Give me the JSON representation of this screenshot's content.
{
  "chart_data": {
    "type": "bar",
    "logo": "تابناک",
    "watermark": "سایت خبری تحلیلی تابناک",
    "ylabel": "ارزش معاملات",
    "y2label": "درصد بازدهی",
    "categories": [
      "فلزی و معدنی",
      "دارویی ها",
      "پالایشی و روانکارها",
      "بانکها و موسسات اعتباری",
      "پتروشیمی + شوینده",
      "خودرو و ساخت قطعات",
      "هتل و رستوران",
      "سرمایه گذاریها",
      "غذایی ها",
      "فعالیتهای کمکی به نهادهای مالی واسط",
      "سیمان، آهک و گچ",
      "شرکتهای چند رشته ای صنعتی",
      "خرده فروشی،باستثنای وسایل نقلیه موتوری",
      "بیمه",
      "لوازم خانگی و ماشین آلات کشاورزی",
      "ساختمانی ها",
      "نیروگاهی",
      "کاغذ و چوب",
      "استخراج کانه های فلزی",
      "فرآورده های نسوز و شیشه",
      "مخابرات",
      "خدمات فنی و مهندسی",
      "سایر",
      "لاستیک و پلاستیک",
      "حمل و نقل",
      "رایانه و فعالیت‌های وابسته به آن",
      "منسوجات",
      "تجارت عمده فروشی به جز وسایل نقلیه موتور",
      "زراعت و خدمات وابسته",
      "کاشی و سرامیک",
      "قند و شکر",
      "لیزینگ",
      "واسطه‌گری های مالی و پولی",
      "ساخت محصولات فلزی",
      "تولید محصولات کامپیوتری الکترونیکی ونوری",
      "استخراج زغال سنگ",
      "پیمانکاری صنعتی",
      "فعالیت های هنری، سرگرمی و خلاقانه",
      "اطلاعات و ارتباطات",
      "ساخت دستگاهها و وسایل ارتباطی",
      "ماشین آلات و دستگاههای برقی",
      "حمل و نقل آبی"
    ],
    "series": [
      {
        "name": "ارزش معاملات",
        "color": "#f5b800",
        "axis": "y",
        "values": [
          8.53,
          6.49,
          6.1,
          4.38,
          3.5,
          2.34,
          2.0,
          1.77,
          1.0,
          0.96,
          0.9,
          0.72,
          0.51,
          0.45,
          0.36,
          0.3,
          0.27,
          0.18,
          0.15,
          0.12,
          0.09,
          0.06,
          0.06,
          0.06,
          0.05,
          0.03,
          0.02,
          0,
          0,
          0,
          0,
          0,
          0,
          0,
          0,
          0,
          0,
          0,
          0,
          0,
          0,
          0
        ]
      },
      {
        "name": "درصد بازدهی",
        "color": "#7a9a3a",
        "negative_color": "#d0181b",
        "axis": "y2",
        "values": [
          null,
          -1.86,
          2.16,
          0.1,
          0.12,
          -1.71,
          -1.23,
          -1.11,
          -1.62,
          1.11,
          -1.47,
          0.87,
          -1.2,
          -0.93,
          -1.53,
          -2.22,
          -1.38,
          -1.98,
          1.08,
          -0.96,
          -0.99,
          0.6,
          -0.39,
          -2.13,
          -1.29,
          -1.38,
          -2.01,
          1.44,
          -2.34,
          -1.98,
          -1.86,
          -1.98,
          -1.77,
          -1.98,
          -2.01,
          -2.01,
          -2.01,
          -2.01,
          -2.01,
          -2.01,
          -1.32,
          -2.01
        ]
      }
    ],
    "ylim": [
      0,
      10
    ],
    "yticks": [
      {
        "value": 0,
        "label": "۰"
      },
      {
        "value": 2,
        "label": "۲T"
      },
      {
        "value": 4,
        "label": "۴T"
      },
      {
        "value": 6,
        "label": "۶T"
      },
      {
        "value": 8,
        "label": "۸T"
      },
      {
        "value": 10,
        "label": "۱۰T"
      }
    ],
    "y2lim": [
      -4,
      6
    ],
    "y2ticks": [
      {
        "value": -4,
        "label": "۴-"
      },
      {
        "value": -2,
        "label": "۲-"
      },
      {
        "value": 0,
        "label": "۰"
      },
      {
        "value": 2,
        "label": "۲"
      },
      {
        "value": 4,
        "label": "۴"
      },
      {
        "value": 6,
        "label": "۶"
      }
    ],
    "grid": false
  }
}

——————

__Task description__
Retype all of the data shown above, word for word.

__Answer to the task__
Give me the JSON representation of this screenshot's content.
{
  "chart_data": {
    "type": "bar",
    "logo": "تابناک",
    "watermark": "سایت خبری تحلیلی تابناک",
    "ylabel": "ارزش معاملات",
    "y2label": "درصد بازدهی",
    "categories": [
      "فلزی و معدنی",
      "دارویی ها",
      "پالایشی و روانکارها",
      "بانکها و موسسات اعتباری",
      "پتروشیمی + شوینده",
      "خودرو و ساخت قطعات",
      "هتل و رستوران",
      "سرمایه گذاریها",
      "غذایی ها",
      "فعالیتهای کمکی به نهادهای مالی واسط",
      "سیمان، آهک و گچ",
      "شرکتهای چند رشته ای صنعتی",
      "خرده فروشی،باستثنای وسایل نقلیه موتوری",
      "بیمه",
      "لوازم خانگی و ماشین آلات کشاورزی",
      "ساختمانی ها",
      "نیروگاهی",
      "کاغذ و چوب",
      "استخراج کانه های فلزی",
      "فرآورده های نسوز و شیشه",
      "مخابرات",
      "خدمات فنی و مهندسی",
      "سایر",
      "لاستیک و پلاستیک",
      "حمل و نقل",
      "رایانه و فعالیت‌های وابسته به آن",
      "منسوجات",
      "تجارت عمده فروشی به جز وسایل نقلیه موتور",
      "زراعت و خدمات وابسته",
      "کاشی و سرامیک",
      "قند و شکر",
      "لیزینگ",
      "واسطه‌گری های مالی و پولی",
      "ساخت محصولات فلزی",
      "تولید محصولات کامپیوتری الکترونیکی ونوری",
      "استخراج زغال سنگ",
      "پیمانکاری صنعتی",
      "فعالیت های هنری، سرگرمی و خلاقانه",
      "اطلاعات و ارتباطات",
      "ساخت دستگاهها و وسایل ارتباطی",
      "ماشین آلات و دستگاههای برقی",
      "حمل و نقل آبی"
    ],
    "series": [
      {
        "name": "ارزش معاملات",
        "color": "#f5b800",
        "axis": "y",
        "values": [
          8.53,
          6.49,
          6.1,
          4.38,
          3.5,
          2.34,
          2.0,
          1.77,
          1.0,
          0.96,
          0.9,
          0.72,
          0.51,
          0.45,
          0.36,
          0.3,
          0.27,
          0.18,
          0.15,
          0.12,
          0.09,
          0.06,
          0.06,
          0.06,
          0.05,
          0.03,
          0.02,
          0,
          0,
          0,
          0,
          0,
          0,
          0,
          0,
          0,
          0,
          0,
          0,
          0,
          0,
          0
        ]
      },
      {
        "name": "درصد بازدهی",
        "color": "#7a9a3a",
        "negative_color": "#d0181b",
        "axis": "y2",
        "values": [
          null,
          -1.86,
          2.16,
          0.1,
          0.12,
          -1.71,
          -1.23,
          -1.11,
          -1.62,
          1.11,
          -1.47,
          0.87,
          -1.2,
          -0.93,
          -1.53,
          -2.22,
          -1.38,
          -1.98,
          1.08,
          -0.96,
          -0.99,
          0.6,
          -0.39,
          -2.13,
          -1.29,
          -1.38,
          -2.01,
          1.44,
          -2.34,
          -1.98,
          -1.86,
          -1.98,
          -1.77,
          -1.98,
          -2.01,
          -2.01,
          -2.01,
          -2.01,
          -2.01,
          -2.01,
          -1.32,
          -2.01
        ]
      }
    ],
    "ylim": [
      0,
      10
    ],
    "yticks": [
      {
        "value": 0,
        "label": "۰"
      },
      {
        "value": 2,
        "label": "۲T"
      },
      {
        "value": 4,
        "label": "۴T"
      },
      {
        "value": 6,
        "label": "۶T"
      },
      {
        "value": 8,
        "label": "۸T"
      },
      {
        "value": 10,
        "label": "۱۰T"
      }
    ],
    "y2lim": [
      -4,
      6
    ],
    "y2ticks": [
      {
        "value": -4,
        "label": "۴-"
      },
      {
        "value": -2,
        "label": "۲-"
      },
      {
        "value": 0,
        "label": "۰"
      },
      {
        "value": 2,
        "label": "۲"
      },
      {
        "value": 4,
        "label": "۴"
      },
      {
        "value": 6,
        "label": "۶"
      }
    ],
    "grid": false
  }
}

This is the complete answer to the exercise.